◆ **WORK REQUIRED**:
Copy every line of the records below where the word "Bulletin" occurs.

Items from a data source
--- begin ---

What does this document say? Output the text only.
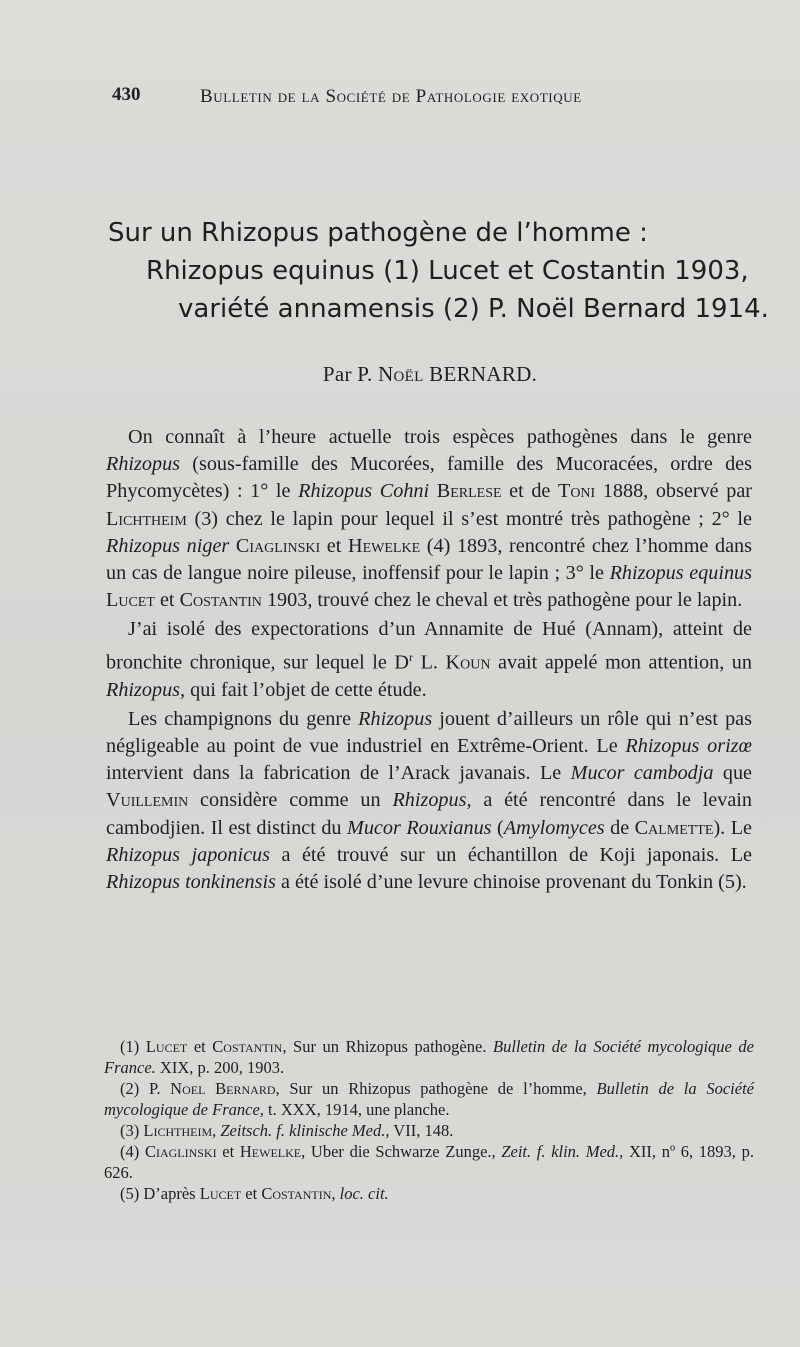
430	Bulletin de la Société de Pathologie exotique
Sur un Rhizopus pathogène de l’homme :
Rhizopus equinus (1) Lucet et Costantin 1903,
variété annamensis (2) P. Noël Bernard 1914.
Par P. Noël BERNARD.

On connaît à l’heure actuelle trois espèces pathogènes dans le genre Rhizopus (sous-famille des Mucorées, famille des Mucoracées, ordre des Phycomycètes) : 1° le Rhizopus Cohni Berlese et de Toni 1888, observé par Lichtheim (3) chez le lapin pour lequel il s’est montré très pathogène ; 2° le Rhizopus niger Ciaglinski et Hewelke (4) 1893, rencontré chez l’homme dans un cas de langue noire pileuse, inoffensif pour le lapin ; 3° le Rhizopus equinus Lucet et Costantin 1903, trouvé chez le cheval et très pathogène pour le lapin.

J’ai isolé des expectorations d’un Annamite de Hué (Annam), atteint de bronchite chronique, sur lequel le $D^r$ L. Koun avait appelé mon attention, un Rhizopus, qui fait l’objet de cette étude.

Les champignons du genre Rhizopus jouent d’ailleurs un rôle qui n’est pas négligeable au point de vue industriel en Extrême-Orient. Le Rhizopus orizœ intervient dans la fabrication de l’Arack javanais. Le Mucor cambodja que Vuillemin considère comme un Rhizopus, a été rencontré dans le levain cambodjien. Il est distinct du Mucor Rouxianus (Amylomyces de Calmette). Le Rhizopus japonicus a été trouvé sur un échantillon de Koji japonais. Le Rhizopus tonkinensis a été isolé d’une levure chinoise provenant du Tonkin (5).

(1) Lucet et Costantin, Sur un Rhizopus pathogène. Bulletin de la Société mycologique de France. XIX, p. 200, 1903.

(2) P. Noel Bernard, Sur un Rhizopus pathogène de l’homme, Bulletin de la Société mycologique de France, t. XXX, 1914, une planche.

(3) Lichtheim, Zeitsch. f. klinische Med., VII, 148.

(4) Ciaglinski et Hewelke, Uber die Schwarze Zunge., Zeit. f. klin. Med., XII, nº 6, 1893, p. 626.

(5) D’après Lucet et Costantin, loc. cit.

--- end ---
--- begin ---

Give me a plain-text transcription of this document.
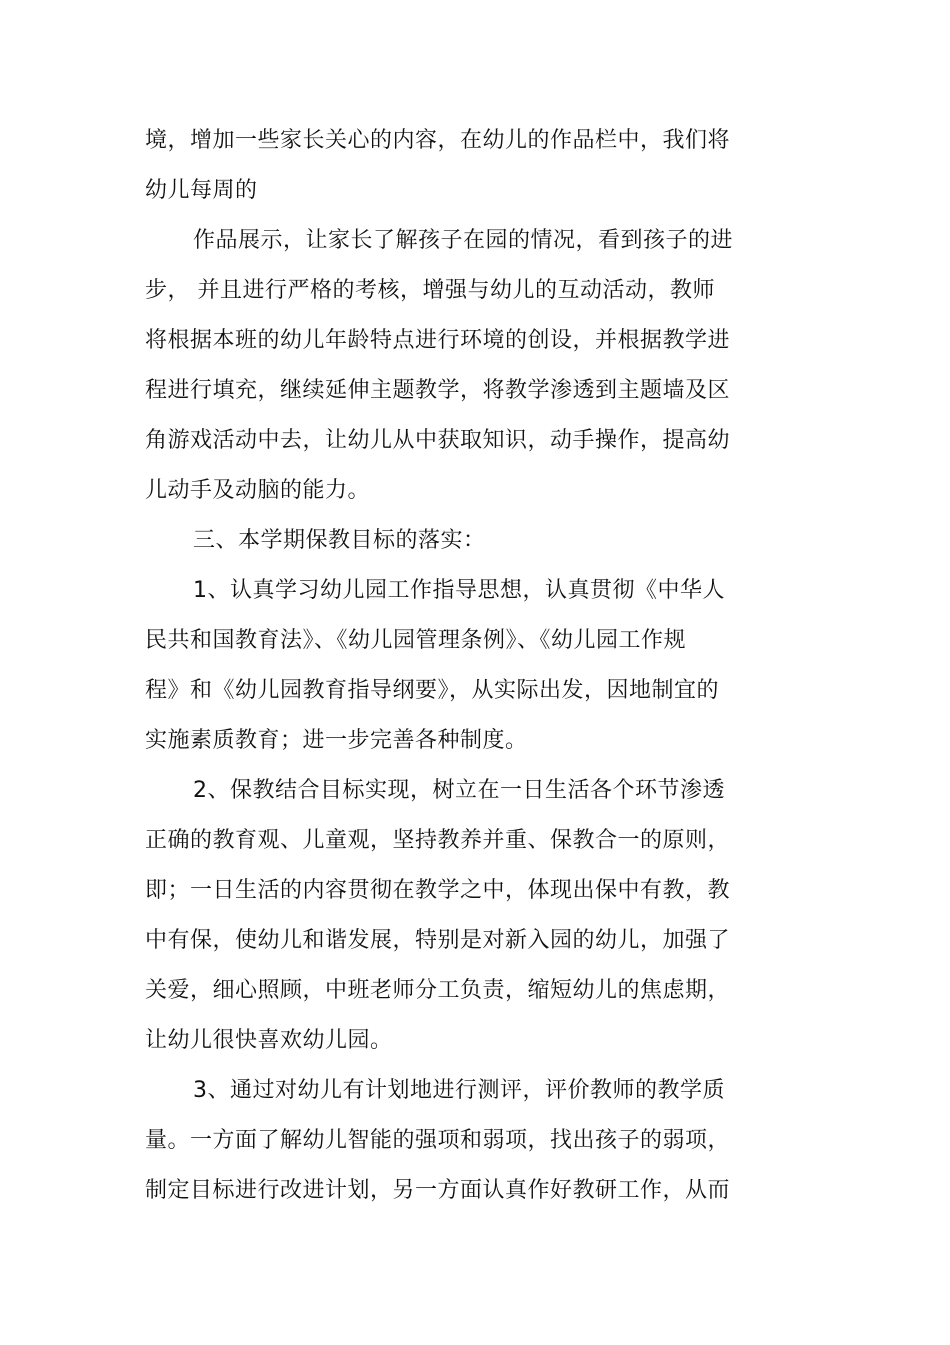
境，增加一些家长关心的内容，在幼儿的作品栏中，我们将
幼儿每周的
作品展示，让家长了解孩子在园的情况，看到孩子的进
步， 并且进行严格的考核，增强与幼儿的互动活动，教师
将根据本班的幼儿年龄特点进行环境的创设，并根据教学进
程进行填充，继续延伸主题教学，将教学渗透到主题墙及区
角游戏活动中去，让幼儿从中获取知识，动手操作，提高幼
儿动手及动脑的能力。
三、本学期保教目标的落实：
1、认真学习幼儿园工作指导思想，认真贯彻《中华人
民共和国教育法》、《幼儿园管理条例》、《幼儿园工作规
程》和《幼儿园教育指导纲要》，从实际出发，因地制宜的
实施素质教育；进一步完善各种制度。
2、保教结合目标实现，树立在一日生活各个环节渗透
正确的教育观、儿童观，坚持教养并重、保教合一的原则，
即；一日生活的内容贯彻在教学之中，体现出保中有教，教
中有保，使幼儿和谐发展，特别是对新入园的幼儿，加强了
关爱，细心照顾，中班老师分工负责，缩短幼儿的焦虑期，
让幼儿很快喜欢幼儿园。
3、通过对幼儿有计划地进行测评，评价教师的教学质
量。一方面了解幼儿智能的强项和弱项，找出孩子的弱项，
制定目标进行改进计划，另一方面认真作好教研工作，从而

--- end ---
--- begin ---

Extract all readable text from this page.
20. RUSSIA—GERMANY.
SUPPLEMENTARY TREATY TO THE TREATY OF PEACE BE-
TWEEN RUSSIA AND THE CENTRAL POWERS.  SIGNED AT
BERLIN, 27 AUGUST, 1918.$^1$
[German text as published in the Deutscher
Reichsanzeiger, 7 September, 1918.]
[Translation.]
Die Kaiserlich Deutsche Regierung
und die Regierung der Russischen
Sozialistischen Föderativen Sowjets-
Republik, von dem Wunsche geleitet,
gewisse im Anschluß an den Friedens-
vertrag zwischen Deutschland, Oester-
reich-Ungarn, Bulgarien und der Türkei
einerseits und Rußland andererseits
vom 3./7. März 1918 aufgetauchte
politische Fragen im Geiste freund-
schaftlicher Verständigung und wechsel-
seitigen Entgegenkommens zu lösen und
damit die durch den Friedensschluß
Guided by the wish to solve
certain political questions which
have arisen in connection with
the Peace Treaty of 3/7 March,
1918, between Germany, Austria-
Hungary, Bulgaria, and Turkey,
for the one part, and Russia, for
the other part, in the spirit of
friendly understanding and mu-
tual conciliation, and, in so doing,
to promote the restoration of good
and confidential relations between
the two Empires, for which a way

--- end ---

◆ **WRITTEN RESPONSE**:
430	Bulletin de la Société de Pathologie exotique
(1) Lucet et Costantin, Sur un Rhizopus pathogène. Bulletin de la Société mycologique de France. XIX, p. 200, 1903.
(2) P. Noel Bernard, Sur un Rhizopus pathogène de l’homme, Bulletin de la Société mycologique de France, t. XXX, 1914, une planche.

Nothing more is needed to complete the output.